WHAT IS NEEDED: Each line that contains the word "saravi" counts once; give the total for the records below and nothing else.

ITEMS:
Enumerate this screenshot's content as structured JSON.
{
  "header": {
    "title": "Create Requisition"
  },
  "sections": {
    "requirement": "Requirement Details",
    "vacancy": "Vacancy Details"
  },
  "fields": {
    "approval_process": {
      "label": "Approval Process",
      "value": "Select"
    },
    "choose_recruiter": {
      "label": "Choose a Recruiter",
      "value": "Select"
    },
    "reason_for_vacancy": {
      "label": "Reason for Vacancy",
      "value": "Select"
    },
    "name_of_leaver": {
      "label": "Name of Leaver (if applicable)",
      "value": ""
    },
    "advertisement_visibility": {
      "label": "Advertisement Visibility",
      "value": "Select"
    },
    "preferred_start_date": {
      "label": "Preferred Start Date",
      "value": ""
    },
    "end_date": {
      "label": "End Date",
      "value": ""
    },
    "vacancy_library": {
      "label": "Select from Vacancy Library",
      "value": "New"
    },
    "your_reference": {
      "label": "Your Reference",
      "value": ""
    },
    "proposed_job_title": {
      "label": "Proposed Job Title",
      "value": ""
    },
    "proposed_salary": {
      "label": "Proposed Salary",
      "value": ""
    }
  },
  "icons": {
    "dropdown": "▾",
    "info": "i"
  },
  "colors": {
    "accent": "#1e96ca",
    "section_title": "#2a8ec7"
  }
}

--

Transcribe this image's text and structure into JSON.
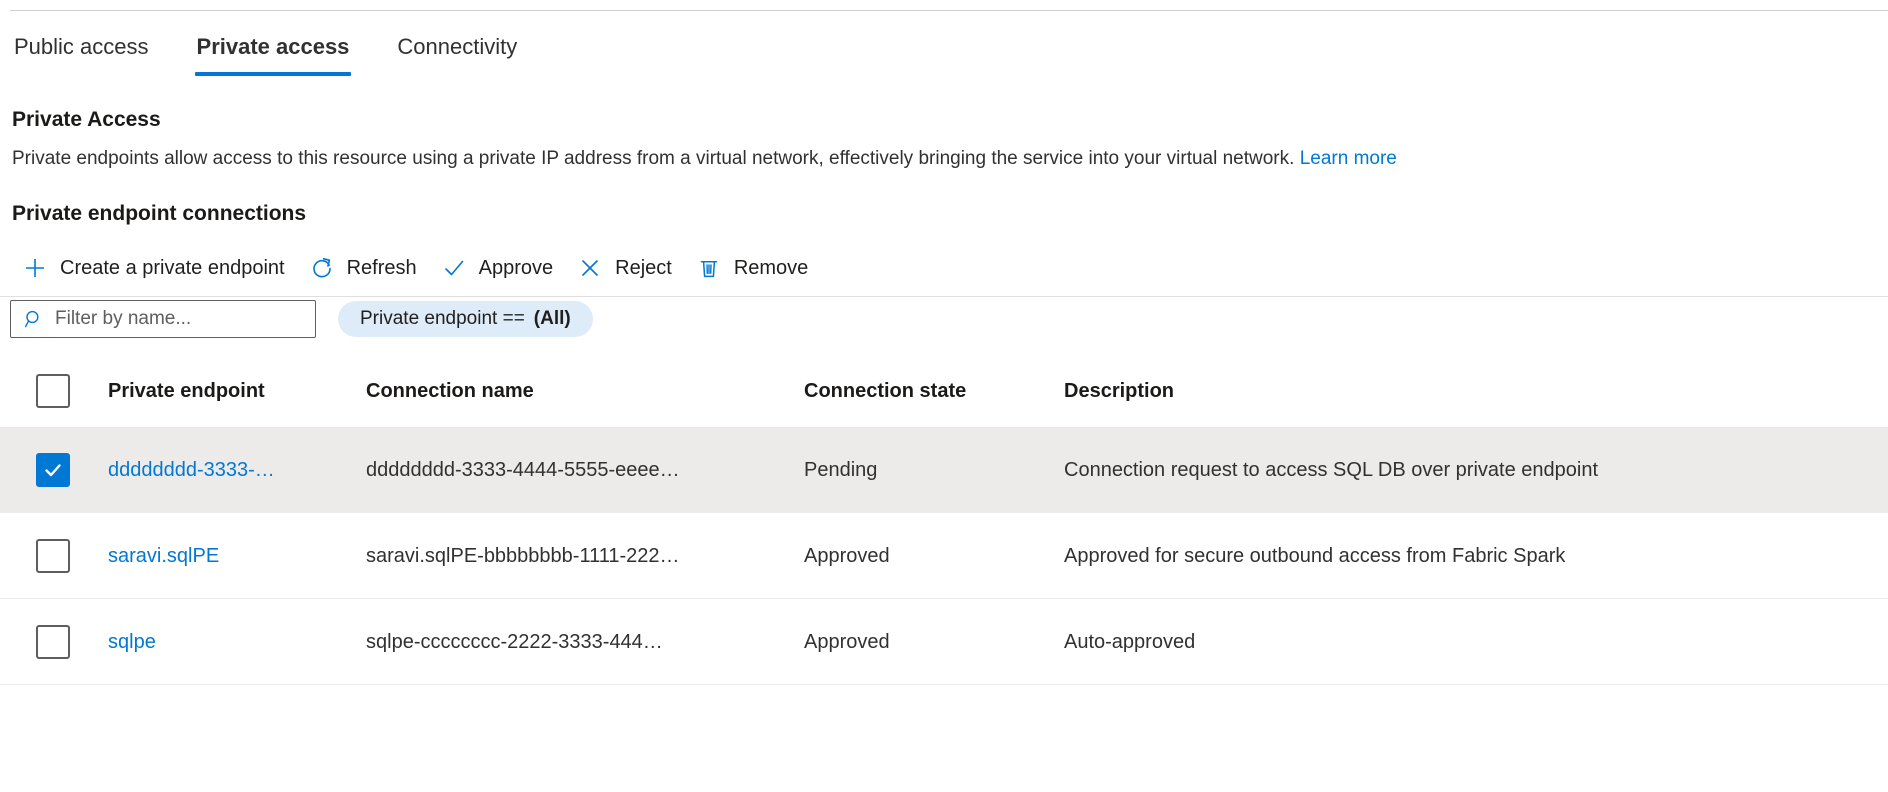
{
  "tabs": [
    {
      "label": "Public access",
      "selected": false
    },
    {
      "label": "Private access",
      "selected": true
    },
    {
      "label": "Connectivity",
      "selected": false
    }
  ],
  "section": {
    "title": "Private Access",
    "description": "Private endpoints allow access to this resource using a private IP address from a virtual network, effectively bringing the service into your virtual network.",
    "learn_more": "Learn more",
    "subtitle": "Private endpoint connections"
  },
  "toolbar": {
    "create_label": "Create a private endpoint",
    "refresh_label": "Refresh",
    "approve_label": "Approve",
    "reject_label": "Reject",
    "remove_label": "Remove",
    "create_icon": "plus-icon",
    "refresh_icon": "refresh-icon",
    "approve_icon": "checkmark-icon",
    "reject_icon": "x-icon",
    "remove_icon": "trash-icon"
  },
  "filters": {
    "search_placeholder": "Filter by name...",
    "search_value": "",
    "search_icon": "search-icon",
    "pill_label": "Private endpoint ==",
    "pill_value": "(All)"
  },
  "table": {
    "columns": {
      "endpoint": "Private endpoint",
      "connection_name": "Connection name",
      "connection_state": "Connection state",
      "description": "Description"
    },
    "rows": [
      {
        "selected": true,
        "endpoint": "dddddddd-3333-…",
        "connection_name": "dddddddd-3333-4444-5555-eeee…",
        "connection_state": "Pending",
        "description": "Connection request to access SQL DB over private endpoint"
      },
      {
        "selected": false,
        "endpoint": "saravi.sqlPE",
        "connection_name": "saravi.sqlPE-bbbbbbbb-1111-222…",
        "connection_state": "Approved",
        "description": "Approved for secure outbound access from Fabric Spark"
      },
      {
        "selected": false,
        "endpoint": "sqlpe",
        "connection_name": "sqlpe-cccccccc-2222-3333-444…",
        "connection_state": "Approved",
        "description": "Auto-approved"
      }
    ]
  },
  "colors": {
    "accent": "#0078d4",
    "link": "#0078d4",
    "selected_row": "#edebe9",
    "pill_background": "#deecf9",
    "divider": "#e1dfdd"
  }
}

EXERCISE ANSWER: 2